> Directions:
Transcribe all the records with complete accuracy.

[Collected data entries]
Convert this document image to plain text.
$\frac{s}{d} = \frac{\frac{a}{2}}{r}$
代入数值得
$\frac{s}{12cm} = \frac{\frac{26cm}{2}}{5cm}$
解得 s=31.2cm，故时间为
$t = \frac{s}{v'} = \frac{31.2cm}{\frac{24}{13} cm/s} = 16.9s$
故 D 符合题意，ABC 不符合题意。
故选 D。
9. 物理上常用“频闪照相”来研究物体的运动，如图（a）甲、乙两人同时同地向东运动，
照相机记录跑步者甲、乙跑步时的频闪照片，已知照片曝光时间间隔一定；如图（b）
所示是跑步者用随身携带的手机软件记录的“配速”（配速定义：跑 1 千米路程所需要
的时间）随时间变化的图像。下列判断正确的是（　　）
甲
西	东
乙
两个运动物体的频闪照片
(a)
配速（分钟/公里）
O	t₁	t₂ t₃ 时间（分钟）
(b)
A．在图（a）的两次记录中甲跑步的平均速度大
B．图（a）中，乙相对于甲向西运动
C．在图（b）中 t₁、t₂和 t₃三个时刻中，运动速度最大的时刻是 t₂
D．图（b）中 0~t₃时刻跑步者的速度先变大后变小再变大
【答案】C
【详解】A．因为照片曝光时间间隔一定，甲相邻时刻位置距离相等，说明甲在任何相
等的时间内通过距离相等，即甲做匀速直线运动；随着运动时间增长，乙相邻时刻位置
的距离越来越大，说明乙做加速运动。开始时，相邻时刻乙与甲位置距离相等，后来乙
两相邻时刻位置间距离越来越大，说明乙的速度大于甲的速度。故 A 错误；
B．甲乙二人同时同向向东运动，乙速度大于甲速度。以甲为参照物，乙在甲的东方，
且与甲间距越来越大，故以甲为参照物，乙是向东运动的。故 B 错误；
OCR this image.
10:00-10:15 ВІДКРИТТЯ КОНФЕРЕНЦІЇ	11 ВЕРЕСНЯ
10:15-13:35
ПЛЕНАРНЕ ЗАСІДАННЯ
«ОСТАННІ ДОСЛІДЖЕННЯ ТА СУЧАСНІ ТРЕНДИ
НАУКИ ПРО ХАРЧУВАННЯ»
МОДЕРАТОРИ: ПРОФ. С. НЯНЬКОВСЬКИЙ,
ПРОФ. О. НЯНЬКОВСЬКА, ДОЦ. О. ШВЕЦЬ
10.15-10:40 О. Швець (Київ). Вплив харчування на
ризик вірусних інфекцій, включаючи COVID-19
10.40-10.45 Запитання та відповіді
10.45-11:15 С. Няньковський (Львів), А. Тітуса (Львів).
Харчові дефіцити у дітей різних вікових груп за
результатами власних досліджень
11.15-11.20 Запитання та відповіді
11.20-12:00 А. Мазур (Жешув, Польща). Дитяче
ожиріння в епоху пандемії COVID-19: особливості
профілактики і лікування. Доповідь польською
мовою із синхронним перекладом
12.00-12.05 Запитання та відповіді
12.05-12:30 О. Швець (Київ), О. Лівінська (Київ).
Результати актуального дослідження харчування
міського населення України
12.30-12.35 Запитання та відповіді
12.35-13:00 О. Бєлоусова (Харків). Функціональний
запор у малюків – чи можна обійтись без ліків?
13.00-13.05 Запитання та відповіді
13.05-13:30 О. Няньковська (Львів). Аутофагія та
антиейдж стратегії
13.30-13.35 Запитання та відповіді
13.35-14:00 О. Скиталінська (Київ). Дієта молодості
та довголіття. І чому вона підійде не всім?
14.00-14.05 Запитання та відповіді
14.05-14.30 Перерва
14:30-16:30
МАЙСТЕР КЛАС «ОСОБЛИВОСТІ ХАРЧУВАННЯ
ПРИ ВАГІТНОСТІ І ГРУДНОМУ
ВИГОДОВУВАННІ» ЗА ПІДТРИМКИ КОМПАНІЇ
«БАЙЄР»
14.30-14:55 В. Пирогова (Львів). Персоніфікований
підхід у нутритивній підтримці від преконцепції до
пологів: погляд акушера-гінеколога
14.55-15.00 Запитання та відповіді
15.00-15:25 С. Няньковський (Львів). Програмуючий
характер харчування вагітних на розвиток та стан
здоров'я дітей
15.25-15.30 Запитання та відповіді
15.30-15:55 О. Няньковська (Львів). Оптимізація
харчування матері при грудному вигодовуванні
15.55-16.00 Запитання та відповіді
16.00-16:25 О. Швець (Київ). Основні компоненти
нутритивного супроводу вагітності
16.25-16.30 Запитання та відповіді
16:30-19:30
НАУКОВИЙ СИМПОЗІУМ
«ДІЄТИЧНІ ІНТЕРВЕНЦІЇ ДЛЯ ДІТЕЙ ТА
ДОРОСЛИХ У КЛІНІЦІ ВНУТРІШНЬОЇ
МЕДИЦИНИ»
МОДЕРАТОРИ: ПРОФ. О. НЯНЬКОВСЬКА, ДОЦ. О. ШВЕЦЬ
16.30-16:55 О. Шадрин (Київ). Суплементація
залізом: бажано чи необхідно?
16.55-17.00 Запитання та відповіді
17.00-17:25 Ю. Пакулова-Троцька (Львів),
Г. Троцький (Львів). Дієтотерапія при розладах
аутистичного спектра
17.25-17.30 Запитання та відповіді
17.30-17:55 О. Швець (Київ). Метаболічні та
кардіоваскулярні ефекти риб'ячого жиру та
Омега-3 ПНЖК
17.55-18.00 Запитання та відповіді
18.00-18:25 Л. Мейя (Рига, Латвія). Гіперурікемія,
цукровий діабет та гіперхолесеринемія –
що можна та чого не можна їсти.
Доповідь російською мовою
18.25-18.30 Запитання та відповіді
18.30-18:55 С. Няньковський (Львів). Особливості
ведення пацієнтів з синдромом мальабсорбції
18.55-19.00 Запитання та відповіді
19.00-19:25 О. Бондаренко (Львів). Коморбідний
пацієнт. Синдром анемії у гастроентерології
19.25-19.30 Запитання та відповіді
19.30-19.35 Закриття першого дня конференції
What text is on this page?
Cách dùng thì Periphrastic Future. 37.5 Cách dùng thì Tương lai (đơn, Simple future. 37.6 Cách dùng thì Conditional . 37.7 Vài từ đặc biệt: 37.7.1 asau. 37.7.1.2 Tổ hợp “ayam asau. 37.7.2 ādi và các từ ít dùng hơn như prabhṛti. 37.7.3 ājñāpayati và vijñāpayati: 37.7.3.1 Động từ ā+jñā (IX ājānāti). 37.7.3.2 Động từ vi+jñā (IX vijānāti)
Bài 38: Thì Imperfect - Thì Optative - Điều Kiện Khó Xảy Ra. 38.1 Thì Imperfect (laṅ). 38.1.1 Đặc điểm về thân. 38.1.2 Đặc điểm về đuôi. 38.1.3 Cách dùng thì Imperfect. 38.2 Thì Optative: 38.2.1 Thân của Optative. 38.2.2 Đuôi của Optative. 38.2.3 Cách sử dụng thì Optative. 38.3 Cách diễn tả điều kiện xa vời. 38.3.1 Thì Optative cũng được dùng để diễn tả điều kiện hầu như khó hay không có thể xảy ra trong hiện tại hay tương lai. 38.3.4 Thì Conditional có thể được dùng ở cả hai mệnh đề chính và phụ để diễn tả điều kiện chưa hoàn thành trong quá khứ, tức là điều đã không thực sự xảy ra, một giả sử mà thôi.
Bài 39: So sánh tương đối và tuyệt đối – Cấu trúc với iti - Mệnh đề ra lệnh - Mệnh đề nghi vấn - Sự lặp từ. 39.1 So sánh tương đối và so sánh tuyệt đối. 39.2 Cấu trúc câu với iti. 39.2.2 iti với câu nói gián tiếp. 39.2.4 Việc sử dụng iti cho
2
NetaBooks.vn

> Reply to the task:
Convert this document image to plain text.
$\frac{s}{d} = \frac{\frac{a}{2}}{r}$
代入数值得
$\frac{s}{12cm} = \frac{\frac{26cm}{2}}{5cm}$
解得 s=31.2cm，故时间为
$t = \frac{s}{v'} = \frac{31.2cm}{\frac{24}{13} cm/s} = 16.9s$
故 D 符合题意，ABC 不符合题意。
故选 D。
9. 物理上常用“频闪照相”来研究物体的运动，如图（a）甲、乙两人同时同地向东运动，
照相机记录跑步者甲、乙跑步时的频闪照片，已知照片曝光时间间隔一定；如图（b）
所示是跑步者用随身携带的手机软件记录的“配速”（配速定义：跑 1 千米路程所需要
的时间）随时间变化的图像。下列判断正确的是（　　）
甲
西	东
乙
两个运动物体的频闪照片
(a)
配速（分钟/公里）
O	t₁	t₂ t₃ 时间（分钟）
(b)
A．在图（a）的两次记录中甲跑步的平均速度大
B．图（a）中，乙相对于甲向西运动
C．在图（b）中 t₁、t₂和 t₃三个时刻中，运动速度最大的时刻是 t₂
D．图（b）中 0~t₃时刻跑步者的速度先变大后变小再变大
【答案】C
【详解】A．因为照片曝光时间间隔一定，甲相邻时刻位置距离相等，说明甲在任何相
等的时间内通过距离相等，即甲做匀速直线运动；随着运动时间增长，乙相邻时刻位置
的距离越来越大，说明乙做加速运动。开始时，相邻时刻乙与甲位置距离相等，后来乙
两相邻时刻位置间距离越来越大，说明乙的速度大于甲的速度。故 A 错误；
B．甲乙二人同时同向向东运动，乙速度大于甲速度。以甲为参照物，乙在甲的东方，
且与甲间距越来越大，故以甲为参照物，乙是向东运动的。故 B 错误；
OCR this image.
10:00-10:15 ВІДКРИТТЯ КОНФЕРЕНЦІЇ	11 ВЕРЕСНЯ
10:15-13:35
ПЛЕНАРНЕ ЗАСІДАННЯ
«ОСТАННІ ДОСЛІДЖЕННЯ ТА СУЧАСНІ ТРЕНДИ
НАУКИ ПРО ХАРЧУВАННЯ»
МОДЕРАТОРИ: ПРОФ. С. НЯНЬКОВСЬКИЙ,
ПРОФ. О. НЯНЬКОВСЬКА, ДОЦ. О. ШВЕЦЬ
10.15-10:40 О. Швець (Київ). Вплив харчування на
ризик вірусних інфекцій, включаючи COVID-19
10.40-10.45 Запитання та відповіді
10.45-11:15 С. Няньковський (Львів), А. Тітуса (Львів).
Харчові дефіцити у дітей різних вікових груп за
результатами власних досліджень
11.15-11.20 Запитання та відповіді
11.20-12:00 А. Мазур (Жешув, Польща). Дитяче
ожиріння в епоху пандемії COVID-19: особливості
профілактики і лікування. Доповідь польською
мовою із синхронним перекладом
12.00-12.05 Запитання та відповіді
12.05-12:30 О. Швець (Київ), О. Лівінська (Київ).
Результати актуального дослідження харчування
міського населення України
12.30-12.35 Запитання та відповіді
12.35-13:00 О. Бєлоусова (Харків). Функціональний
запор у малюків – чи можна обійтись без ліків?
13.00-13.05 Запитання та відповіді
13.05-13:30 О. Няньковська (Львів). Аутофагія та
антиейдж стратегії
13.30-13.35 Запитання та відповіді
13.35-14:00 О. Скиталінська (Київ). Дієта молодості
та довголіття. І чому вона підійде не всім?
14.00-14.05 Запитання та відповіді
14.05-14.30 Перерва
14:30-16:30
МАЙСТЕР КЛАС «ОСОБЛИВОСТІ ХАРЧУВАННЯ
ПРИ ВАГІТНОСТІ І ГРУДНОМУ
ВИГОДОВУВАННІ» ЗА ПІДТРИМКИ КОМПАНІЇ
«БАЙЄР»
14.30-14:55 В. Пирогова (Львів). Персоніфікований
підхід у нутритивній підтримці від преконцепції до
пологів: погляд акушера-гінеколога
14.55-15.00 Запитання та відповіді
15.00-15:25 С. Няньковський (Львів). Програмуючий
характер харчування вагітних на розвиток та стан
здоров'я дітей
15.25-15.30 Запитання та відповіді
15.30-15:55 О. Няньковська (Львів). Оптимізація
харчування матері при грудному вигодовуванні
15.55-16.00 Запитання та відповіді
16.00-16:25 О. Швець (Київ). Основні компоненти
нутритивного супроводу вагітності
16.25-16.30 Запитання та відповіді
16:30-19:30
НАУКОВИЙ СИМПОЗІУМ
«ДІЄТИЧНІ ІНТЕРВЕНЦІЇ ДЛЯ ДІТЕЙ ТА
ДОРОСЛИХ У КЛІНІЦІ ВНУТРІШНЬОЇ
МЕДИЦИНИ»
МОДЕРАТОРИ: ПРОФ. О. НЯНЬКОВСЬКА, ДОЦ. О. ШВЕЦЬ
16.30-16:55 О. Шадрин (Київ). Суплементація
залізом: бажано чи необхідно?
16.55-17.00 Запитання та відповіді
17.00-17:25 Ю. Пакулова-Троцька (Львів),
Г. Троцький (Львів). Дієтотерапія при розладах
аутистичного спектра
17.25-17.30 Запитання та відповіді
17.30-17:55 О. Швець (Київ). Метаболічні та
кардіоваскулярні ефекти риб'ячого жиру та
Омега-3 ПНЖК
17.55-18.00 Запитання та відповіді
18.00-18:25 Л. Мейя (Рига, Латвія). Гіперурікемія,
цукровий діабет та гіперхолесеринемія –
що можна та чого не можна їсти.
Доповідь російською мовою
18.25-18.30 Запитання та відповіді
18.30-18:55 С. Няньковський (Львів). Особливості
ведення пацієнтів з синдромом мальабсорбції
18.55-19.00 Запитання та відповіді
19.00-19:25 О. Бондаренко (Львів). Коморбідний
пацієнт. Синдром анемії у гастроентерології
19.25-19.30 Запитання та відповіді
19.30-19.35 Закриття першого дня конференції
What text is on this page?
Cách dùng thì Periphrastic Future. 37.5 Cách dùng thì Tương lai (đơn, Simple future. 37.6 Cách dùng thì Conditional . 37.7 Vài từ đặc biệt: 37.7.1 asau. 37.7.1.2 Tổ hợp “ayam asau. 37.7.2 ādi và các từ ít dùng hơn như prabhṛti. 37.7.3 ājñāpayati và vijñāpayati: 37.7.3.1 Động từ ā+jñā (IX ājānāti). 37.7.3.2 Động từ vi+jñā (IX vijānāti)
Bài 38: Thì Imperfect - Thì Optative - Điều Kiện Khó Xảy Ra. 38.1 Thì Imperfect (laṅ). 38.1.1 Đặc điểm về thân. 38.1.2 Đặc điểm về đuôi. 38.1.3 Cách dùng thì Imperfect. 38.2 Thì Optative: 38.2.1 Thân của Optative. 38.2.2 Đuôi của Optative. 38.2.3 Cách sử dụng thì Optative. 38.3 Cách diễn tả điều kiện xa vời. 38.3.1 Thì Optative cũng được dùng để diễn tả điều kiện hầu như khó hay không có thể xảy ra trong hiện tại hay tương lai. 38.3.4 Thì Conditional có thể được dùng ở cả hai mệnh đề chính và phụ để diễn tả điều kiện chưa hoàn thành trong quá khứ, tức là điều đã không thực sự xảy ra, một giả sử mà thôi.
Bài 39: So sánh tương đối và tuyệt đối – Cấu trúc với iti - Mệnh đề ra lệnh - Mệnh đề nghi vấn - Sự lặp từ. 39.1 So sánh tương đối và so sánh tuyệt đối. 39.2 Cấu trúc câu với iti. 39.2.2 iti với câu nói gián tiếp. 39.2.4 Việc sử dụng iti cho
2
NetaBooks.vn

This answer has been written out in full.